» **Dataset extract**:
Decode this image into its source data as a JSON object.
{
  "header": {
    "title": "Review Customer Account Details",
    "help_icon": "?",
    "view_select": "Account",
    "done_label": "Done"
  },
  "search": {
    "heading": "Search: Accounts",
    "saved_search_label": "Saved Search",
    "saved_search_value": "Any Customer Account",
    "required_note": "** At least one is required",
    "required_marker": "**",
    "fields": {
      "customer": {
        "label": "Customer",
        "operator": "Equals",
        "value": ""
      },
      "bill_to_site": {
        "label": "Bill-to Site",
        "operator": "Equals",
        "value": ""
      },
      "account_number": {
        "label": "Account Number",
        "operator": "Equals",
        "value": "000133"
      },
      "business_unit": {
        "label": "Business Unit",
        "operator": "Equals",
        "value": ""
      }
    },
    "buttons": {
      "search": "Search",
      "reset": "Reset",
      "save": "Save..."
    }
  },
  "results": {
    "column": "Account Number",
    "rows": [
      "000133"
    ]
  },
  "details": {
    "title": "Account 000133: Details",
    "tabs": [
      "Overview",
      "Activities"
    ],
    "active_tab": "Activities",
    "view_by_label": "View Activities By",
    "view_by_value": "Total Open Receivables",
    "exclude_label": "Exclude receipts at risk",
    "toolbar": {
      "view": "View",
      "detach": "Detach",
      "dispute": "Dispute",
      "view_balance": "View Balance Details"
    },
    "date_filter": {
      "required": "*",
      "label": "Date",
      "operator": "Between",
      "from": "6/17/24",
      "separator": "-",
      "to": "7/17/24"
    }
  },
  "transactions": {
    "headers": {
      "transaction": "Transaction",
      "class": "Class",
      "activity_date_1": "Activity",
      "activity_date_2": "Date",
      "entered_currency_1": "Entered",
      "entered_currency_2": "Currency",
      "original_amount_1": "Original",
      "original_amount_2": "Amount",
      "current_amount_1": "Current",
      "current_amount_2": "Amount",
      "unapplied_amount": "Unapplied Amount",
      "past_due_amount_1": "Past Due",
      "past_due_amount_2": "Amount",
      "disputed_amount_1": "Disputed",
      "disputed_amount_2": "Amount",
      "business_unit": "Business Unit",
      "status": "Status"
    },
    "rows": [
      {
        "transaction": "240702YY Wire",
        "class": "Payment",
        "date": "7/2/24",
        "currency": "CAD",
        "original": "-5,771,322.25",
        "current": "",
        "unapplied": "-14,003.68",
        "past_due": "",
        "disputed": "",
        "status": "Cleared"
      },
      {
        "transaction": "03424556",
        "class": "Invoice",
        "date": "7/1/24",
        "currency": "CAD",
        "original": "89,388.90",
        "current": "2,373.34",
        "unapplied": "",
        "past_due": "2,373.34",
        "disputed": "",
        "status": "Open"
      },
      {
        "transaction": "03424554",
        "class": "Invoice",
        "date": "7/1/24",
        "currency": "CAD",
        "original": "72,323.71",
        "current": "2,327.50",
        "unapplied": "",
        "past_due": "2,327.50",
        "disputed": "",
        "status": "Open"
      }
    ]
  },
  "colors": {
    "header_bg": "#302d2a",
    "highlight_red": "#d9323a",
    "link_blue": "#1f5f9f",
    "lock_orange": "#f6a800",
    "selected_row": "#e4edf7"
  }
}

» **What the exercise asks**: Repeat every line of the material exactly as given.

» **Output for this exercise**:
Decode this image into its source data as a JSON object.
{
  "header": {
    "title": "Review Customer Account Details",
    "help_icon": "?",
    "view_select": "Account",
    "done_label": "Done"
  },
  "search": {
    "heading": "Search: Accounts",
    "saved_search_label": "Saved Search",
    "saved_search_value": "Any Customer Account",
    "required_note": "** At least one is required",
    "required_marker": "**",
    "fields": {
      "customer": {
        "label": "Customer",
        "operator": "Equals",
        "value": ""
      },
      "bill_to_site": {
        "label": "Bill-to Site",
        "operator": "Equals",
        "value": ""
      },
      "account_number": {
        "label": "Account Number",
        "operator": "Equals",
        "value": "000133"
      },
      "business_unit": {
        "label": "Business Unit",
        "operator": "Equals",
        "value": ""
      }
    },
    "buttons": {
      "search": "Search",
      "reset": "Reset",
      "save": "Save..."
    }
  },
  "results": {
    "column": "Account Number",
    "rows": [
      "000133"
    ]
  },
  "details": {
    "title": "Account 000133: Details",
    "tabs": [
      "Overview",
      "Activities"
    ],
    "active_tab": "Activities",
    "view_by_label": "View Activities By",
    "view_by_value": "Total Open Receivables",
    "exclude_label": "Exclude receipts at risk",
    "toolbar": {
      "view": "View",
      "detach": "Detach",
      "dispute": "Dispute",
      "view_balance": "View Balance Details"
    },
    "date_filter": {
      "required": "*",
      "label": "Date",
      "operator": "Between",
      "from": "6/17/24",
      "separator": "-",
      "to": "7/17/24"
    }
  },
  "transactions": {
    "headers": {
      "transaction": "Transaction",
      "class": "Class",
      "activity_date_1": "Activity",
      "activity_date_2": "Date",
      "entered_currency_1": "Entered",
      "entered_currency_2": "Currency",
      "original_amount_1": "Original",
      "original_amount_2": "Amount",
      "current_amount_1": "Current",
      "current_amount_2": "Amount",
      "unapplied_amount": "Unapplied Amount",
      "past_due_amount_1": "Past Due",
      "past_due_amount_2": "Amount",
      "disputed_amount_1": "Disputed",
      "disputed_amount_2": "Amount",
      "business_unit": "Business Unit",
      "status": "Status"
    },
    "rows": [
      {
        "transaction": "240702YY Wire",
        "class": "Payment",
        "date": "7/2/24",
        "currency": "CAD",
        "original": "-5,771,322.25",
        "current": "",
        "unapplied": "-14,003.68",
        "past_due": "",
        "disputed": "",
        "status": "Cleared"
      },
      {
        "transaction": "03424556",
        "class": "Invoice",
        "date": "7/1/24",
        "currency": "CAD",
        "original": "89,388.90",
        "current": "2,373.34",
        "unapplied": "",
        "past_due": "2,373.34",
        "disputed": "",
        "status": "Open"
      },
      {
        "transaction": "03424554",
        "class": "Invoice",
        "date": "7/1/24",
        "currency": "CAD",
        "original": "72,323.71",
        "current": "2,327.50",
        "unapplied": "",
        "past_due": "2,327.50",
        "disputed": "",
        "status": "Open"
      }
    ]
  },
  "colors": {
    "header_bg": "#302d2a",
    "highlight_red": "#d9323a",
    "link_blue": "#1f5f9f",
    "lock_orange": "#f6a800",
    "selected_row": "#e4edf7"
  }
}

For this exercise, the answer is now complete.